*EXERCISE AIM*: Every record must be repeated exactly, with no omission.

[Records contained in a dataset]
..............................
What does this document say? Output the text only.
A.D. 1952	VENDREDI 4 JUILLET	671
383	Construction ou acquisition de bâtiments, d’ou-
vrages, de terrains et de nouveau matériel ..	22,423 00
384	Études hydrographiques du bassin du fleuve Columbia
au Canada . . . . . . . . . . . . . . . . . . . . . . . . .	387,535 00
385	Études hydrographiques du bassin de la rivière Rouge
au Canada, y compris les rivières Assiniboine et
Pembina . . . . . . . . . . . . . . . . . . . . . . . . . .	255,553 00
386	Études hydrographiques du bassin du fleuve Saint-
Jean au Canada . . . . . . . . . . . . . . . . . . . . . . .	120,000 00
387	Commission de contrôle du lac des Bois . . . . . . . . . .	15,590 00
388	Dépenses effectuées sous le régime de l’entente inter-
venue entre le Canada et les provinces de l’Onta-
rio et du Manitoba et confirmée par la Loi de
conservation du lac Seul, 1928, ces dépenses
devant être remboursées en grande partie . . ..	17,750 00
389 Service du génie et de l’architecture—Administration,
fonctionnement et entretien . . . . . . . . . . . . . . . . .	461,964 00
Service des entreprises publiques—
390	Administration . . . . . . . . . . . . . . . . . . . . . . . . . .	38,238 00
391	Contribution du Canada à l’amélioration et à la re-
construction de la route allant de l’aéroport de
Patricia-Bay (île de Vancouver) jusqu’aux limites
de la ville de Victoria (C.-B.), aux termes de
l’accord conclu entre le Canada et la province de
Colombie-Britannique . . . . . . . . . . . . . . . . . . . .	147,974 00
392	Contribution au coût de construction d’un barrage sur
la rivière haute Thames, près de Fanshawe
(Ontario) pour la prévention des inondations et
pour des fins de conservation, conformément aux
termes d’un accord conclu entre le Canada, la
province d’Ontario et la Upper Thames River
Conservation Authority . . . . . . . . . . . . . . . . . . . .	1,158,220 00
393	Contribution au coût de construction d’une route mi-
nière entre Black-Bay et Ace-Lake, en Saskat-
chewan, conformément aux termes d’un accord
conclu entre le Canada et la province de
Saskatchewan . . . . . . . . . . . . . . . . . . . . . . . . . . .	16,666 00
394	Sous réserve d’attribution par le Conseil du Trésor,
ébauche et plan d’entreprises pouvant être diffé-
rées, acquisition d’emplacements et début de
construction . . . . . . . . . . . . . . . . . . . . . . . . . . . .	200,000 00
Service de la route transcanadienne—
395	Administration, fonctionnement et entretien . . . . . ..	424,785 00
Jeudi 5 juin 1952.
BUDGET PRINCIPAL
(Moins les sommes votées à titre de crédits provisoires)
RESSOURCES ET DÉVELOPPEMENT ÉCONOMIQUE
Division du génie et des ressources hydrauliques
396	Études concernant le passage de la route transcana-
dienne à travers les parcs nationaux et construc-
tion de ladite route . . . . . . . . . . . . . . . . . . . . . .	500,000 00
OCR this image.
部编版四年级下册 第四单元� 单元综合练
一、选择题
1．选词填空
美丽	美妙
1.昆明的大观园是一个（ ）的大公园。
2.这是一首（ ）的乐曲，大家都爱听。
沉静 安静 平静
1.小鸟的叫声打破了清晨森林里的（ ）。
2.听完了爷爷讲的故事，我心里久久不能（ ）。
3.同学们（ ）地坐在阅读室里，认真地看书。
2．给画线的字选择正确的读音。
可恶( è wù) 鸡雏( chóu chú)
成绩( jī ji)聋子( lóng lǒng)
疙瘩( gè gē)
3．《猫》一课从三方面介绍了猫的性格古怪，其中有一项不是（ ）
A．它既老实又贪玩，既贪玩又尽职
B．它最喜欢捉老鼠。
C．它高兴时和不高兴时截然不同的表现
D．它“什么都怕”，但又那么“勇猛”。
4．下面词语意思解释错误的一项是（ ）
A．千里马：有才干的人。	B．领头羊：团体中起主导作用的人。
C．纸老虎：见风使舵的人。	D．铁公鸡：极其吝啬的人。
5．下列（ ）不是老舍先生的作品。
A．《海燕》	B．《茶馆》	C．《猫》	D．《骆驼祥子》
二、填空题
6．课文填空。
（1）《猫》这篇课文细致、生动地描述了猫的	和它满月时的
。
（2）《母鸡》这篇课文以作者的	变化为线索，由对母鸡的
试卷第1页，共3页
..............................
*ANSWER FOR THIS EXERCISE*:
What does this document say? Output the text only.
A.D. 1952	VENDREDI 4 JUILLET	671
383	Construction ou acquisition de bâtiments, d’ou-
vrages, de terrains et de nouveau matériel ..	22,423 00
384	Études hydrographiques du bassin du fleuve Columbia
au Canada . . . . . . . . . . . . . . . . . . . . . . . . .	387,535 00
385	Études hydrographiques du bassin de la rivière Rouge
au Canada, y compris les rivières Assiniboine et
Pembina . . . . . . . . . . . . . . . . . . . . . . . . . .	255,553 00
386	Études hydrographiques du bassin du fleuve Saint-
Jean au Canada . . . . . . . . . . . . . . . . . . . . . . .	120,000 00
387	Commission de contrôle du lac des Bois . . . . . . . . . .	15,590 00
388	Dépenses effectuées sous le régime de l’entente inter-
venue entre le Canada et les provinces de l’Onta-
rio et du Manitoba et confirmée par la Loi de
conservation du lac Seul, 1928, ces dépenses
devant être remboursées en grande partie . . ..	17,750 00
389 Service du génie et de l’architecture—Administration,
fonctionnement et entretien . . . . . . . . . . . . . . . . .	461,964 00
Service des entreprises publiques—
390	Administration . . . . . . . . . . . . . . . . . . . . . . . . . .	38,238 00
391	Contribution du Canada à l’amélioration et à la re-
construction de la route allant de l’aéroport de
Patricia-Bay (île de Vancouver) jusqu’aux limites
de la ville de Victoria (C.-B.), aux termes de
l’accord conclu entre le Canada et la province de
Colombie-Britannique . . . . . . . . . . . . . . . . . . . .	147,974 00
392	Contribution au coût de construction d’un barrage sur
la rivière haute Thames, près de Fanshawe
(Ontario) pour la prévention des inondations et
pour des fins de conservation, conformément aux
termes d’un accord conclu entre le Canada, la
province d’Ontario et la Upper Thames River
Conservation Authority . . . . . . . . . . . . . . . . . . . .	1,158,220 00
393	Contribution au coût de construction d’une route mi-
nière entre Black-Bay et Ace-Lake, en Saskat-
chewan, conformément aux termes d’un accord
conclu entre le Canada et la province de
Saskatchewan . . . . . . . . . . . . . . . . . . . . . . . . . . .	16,666 00
394	Sous réserve d’attribution par le Conseil du Trésor,
ébauche et plan d’entreprises pouvant être diffé-
rées, acquisition d’emplacements et début de
construction . . . . . . . . . . . . . . . . . . . . . . . . . . . .	200,000 00
Service de la route transcanadienne—
395	Administration, fonctionnement et entretien . . . . . ..	424,785 00
Jeudi 5 juin 1952.
BUDGET PRINCIPAL
(Moins les sommes votées à titre de crédits provisoires)
RESSOURCES ET DÉVELOPPEMENT ÉCONOMIQUE
Division du génie et des ressources hydrauliques
396	Études concernant le passage de la route transcana-
dienne à travers les parcs nationaux et construc-
tion de ladite route . . . . . . . . . . . . . . . . . . . . . .	500,000 00
OCR this image.
部编版四年级下册 第四单元� 单元综合练
一、选择题
1．选词填空
美丽	美妙
1.昆明的大观园是一个（ ）的大公园。
2.这是一首（ ）的乐曲，大家都爱听。
沉静 安静 平静
1.小鸟的叫声打破了清晨森林里的（ ）。
2.听完了爷爷讲的故事，我心里久久不能（ ）。
3.同学们（ ）地坐在阅读室里，认真地看书。
2．给画线的字选择正确的读音。
可恶( è wù) 鸡雏( chóu chú)
成绩( jī ji)聋子( lóng lǒng)
疙瘩( gè gē)
3．《猫》一课从三方面介绍了猫的性格古怪，其中有一项不是（ ）
A．它既老实又贪玩，既贪玩又尽职
B．它最喜欢捉老鼠。
C．它高兴时和不高兴时截然不同的表现
D．它“什么都怕”，但又那么“勇猛”。
4．下面词语意思解释错误的一项是（ ）
A．千里马：有才干的人。	B．领头羊：团体中起主导作用的人。
C．纸老虎：见风使舵的人。	D．铁公鸡：极其吝啬的人。
5．下列（ ）不是老舍先生的作品。
A．《海燕》	B．《茶馆》	C．《猫》	D．《骆驼祥子》
二、填空题
6．课文填空。
（1）《猫》这篇课文细致、生动地描述了猫的	和它满月时的
。
（2）《母鸡》这篇课文以作者的	变化为线索，由对母鸡的
试卷第1页，共3页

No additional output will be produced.